De la chaîne de dépeçage des abattoirs de Chicago à la chaîne de montage du châssis de la Ford T à Détroit, une seconde révolution industrielle est en marche. Jusqu’en 1930, Chicago est la capitale de l’abattage et le laboratoire du capitalisme moderne. 

La chaîne de montage est inventée à Détroit, en 1913 – juste au moment où Proust publie le premier volume de La Recherche du Temps perdu. L’année précédente, Ford produisait quatre-vingts automobiles de type T. Voici qu’il peut désormais en produire une par minute. Cela reste toutefois inférieur à ce qui fut sa source d’inspiration. Il l’évoque dans ses mémoires : « L’idée générale [de la chaîne de montage] fut empruntée au trolley des fabricants de conserve de Chicago. » L’expression est euphémique : Ford fait référence aux abattoirs. À l’époque, Chicago est surnommée Porcopolis.

 
On y traitait un porc entier toutes les cinq secondes, un bœuf toutes les huit et un mouton toutes les quatorze. Si les deux derniers étaient majoritairement transportés par wagons frigorifiques sous forme de carcasses de viande fraîche, le premier était transformé sur place en jambons, saucisses, salaisons en tous genres, poils à brosse, engrais pour la terre, reliure de Bible… Quand on demandait à Philip Armour, l’un des princes de la cité porcine, ce que ses usines exploitaient dans le cochon, il répondait avec une fierté teintée d’humour macabre : « Everything but the squeal – tout, sauf son cri… »
L’assembly line eut donc pour modèle la disassembly line. La chaîne de montage est fille de la chaîne de dépeçage. C’est là, dans ces abattoirs, que s’opère la seconde révolution industrielle, celle qui conduit à la production de masse et à la nécessité de générer une masse capable de l’absorber. Le capitalisme connaît alors cette métamorphose que Marx n’avait pas prévue : le passage, via l’augmentation des salaires, de l’exploitation du travail à l’exploitation du travail et du loisir. Il fallait que le travailleur eût plus d’argent et de temps libre pour se changer en consommateur et acheter les produits du système. Il n’était plus un simple rouage : il devenait un rouage double, fonctionnant à la fois pour la fabrication et pour l’écoulement des marchandises, pour la production du porc et pour sa consommation journalière.

++++

Recopiez à l'identique le passage du texte sur les abattoirs de Chicago compris entre « La chaîne de montage est inventée » et « est surnommée Porcopolis. », bornes incluses.

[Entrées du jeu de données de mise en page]
++++

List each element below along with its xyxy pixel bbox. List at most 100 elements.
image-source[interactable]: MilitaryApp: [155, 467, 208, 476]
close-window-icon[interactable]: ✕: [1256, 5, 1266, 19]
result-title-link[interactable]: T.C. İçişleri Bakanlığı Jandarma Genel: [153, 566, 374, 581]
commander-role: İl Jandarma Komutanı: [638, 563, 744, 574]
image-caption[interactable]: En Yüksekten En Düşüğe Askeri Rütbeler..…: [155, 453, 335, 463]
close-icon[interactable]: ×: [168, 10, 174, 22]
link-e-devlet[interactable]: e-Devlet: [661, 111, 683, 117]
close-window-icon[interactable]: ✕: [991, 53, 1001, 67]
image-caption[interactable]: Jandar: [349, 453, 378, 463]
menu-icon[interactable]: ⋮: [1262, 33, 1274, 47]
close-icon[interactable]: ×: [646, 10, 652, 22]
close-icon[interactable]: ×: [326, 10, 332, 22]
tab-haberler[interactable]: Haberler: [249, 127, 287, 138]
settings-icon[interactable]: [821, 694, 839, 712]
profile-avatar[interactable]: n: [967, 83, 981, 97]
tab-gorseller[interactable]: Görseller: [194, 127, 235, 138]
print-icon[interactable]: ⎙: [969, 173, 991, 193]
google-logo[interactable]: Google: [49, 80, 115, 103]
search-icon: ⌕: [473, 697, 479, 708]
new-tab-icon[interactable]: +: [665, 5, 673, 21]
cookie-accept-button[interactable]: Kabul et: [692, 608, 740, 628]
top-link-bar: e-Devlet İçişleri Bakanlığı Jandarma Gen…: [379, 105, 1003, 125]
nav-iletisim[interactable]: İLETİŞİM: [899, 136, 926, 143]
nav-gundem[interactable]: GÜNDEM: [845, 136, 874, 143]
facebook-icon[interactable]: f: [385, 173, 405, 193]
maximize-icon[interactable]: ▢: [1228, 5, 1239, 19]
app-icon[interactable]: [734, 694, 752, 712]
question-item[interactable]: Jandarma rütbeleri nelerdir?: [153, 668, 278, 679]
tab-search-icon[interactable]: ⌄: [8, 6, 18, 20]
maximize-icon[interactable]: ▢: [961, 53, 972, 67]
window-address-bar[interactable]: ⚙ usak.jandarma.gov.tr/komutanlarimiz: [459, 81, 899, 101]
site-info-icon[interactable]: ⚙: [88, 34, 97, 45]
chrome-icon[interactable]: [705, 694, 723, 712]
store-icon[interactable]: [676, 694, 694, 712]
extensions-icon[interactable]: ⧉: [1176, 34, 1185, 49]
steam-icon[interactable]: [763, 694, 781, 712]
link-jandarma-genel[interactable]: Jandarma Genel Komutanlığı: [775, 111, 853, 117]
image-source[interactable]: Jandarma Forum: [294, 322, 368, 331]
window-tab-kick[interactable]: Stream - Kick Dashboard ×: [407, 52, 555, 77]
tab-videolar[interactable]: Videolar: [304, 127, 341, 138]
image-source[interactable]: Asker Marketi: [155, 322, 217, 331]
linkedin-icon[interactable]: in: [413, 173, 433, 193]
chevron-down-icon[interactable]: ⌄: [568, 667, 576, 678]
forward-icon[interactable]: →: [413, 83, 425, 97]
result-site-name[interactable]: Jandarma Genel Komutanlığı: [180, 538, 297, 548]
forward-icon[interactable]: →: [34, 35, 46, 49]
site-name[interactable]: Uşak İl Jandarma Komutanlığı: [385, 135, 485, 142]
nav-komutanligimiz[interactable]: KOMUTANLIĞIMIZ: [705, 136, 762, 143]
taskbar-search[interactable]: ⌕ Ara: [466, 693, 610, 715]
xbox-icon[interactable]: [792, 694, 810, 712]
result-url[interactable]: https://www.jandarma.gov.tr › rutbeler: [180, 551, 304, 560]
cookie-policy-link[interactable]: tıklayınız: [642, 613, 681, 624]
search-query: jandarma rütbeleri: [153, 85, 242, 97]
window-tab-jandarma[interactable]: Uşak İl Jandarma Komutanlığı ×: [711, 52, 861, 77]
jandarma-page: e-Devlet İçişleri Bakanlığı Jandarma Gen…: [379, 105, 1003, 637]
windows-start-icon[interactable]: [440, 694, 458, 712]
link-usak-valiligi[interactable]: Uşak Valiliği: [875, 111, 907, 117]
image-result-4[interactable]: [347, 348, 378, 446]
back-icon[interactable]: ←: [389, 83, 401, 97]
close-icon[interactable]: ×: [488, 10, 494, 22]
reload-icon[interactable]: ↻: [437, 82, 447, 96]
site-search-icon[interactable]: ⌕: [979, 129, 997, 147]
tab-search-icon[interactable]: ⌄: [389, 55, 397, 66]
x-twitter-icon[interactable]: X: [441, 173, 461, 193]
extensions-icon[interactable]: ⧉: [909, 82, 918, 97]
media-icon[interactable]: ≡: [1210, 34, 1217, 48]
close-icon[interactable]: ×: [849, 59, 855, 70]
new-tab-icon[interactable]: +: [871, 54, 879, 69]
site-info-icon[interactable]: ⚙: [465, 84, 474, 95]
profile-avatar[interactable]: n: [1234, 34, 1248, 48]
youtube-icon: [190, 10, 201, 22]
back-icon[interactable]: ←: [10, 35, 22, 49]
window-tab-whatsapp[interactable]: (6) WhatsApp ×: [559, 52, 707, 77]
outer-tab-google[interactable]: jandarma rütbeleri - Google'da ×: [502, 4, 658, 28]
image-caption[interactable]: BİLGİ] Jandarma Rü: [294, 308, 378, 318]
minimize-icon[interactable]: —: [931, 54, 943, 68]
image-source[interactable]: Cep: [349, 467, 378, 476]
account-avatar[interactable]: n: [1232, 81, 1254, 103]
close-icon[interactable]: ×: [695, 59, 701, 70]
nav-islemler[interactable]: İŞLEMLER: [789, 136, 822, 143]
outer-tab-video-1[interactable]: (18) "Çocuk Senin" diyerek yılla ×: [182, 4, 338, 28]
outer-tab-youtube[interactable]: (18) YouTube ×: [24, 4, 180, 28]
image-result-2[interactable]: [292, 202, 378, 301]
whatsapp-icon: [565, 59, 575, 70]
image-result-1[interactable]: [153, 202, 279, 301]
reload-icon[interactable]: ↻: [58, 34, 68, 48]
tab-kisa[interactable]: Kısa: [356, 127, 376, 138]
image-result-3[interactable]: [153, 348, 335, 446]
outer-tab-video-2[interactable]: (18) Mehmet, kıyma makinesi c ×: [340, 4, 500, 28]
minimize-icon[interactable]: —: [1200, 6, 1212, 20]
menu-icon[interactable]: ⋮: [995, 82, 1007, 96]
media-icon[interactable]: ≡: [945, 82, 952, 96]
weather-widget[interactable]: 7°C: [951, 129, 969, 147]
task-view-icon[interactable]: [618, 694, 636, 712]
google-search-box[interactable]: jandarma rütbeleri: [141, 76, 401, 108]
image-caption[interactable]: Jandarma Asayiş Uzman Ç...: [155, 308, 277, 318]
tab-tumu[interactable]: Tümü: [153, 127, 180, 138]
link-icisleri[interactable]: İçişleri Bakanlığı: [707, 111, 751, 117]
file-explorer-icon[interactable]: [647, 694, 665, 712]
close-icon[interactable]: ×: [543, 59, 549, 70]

++++

Réponse:
La chaîne de montage est inventée à Détroit, en 1913 – juste au moment où Proust publie le premier volume de La Recherche du Temps perdu. L’année précédente, Ford produisait quatre-vingts automobiles de type T. Voici qu’il peut désormais en produire une par minute. Cela reste toutefois inférieur à ce qui fut sa source d’inspiration. Il l’évoque dans ses mémoires : « L’idée générale [de la chaîne de montage] fut empruntée au trolley des fabricants de conserve de Chicago. » L’expression est euphémique : Ford fait référence aux abattoirs. À l’époque, Chicago est surnommée Porcopolis.